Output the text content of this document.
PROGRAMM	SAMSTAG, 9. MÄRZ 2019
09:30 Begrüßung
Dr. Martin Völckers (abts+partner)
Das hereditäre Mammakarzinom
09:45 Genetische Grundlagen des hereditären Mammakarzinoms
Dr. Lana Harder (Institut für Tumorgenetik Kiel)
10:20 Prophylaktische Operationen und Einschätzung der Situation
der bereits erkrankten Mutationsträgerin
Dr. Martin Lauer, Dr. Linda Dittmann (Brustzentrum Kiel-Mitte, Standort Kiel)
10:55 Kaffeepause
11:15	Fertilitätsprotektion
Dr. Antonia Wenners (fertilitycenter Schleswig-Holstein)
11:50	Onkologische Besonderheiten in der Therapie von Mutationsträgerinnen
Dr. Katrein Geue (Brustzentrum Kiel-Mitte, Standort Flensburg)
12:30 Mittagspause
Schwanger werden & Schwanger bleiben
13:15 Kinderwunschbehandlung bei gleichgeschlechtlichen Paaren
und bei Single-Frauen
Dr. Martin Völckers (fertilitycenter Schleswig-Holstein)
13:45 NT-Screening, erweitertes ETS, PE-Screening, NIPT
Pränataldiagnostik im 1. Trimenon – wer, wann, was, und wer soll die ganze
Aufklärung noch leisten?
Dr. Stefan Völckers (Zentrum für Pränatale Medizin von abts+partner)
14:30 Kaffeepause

+ + + + +

WHAT YOU WILL DO: Across the listing above, report every line where "Brustzentrum" occurs.

RESULT FOR THIS EXERCISE:
Dr. Martin Lauer, Dr. Linda Dittmann (Brustzentrum Kiel-Mitte, Standort Kiel)
Dr. Katrein Geue (Brustzentrum Kiel-Mitte, Standort Flensburg)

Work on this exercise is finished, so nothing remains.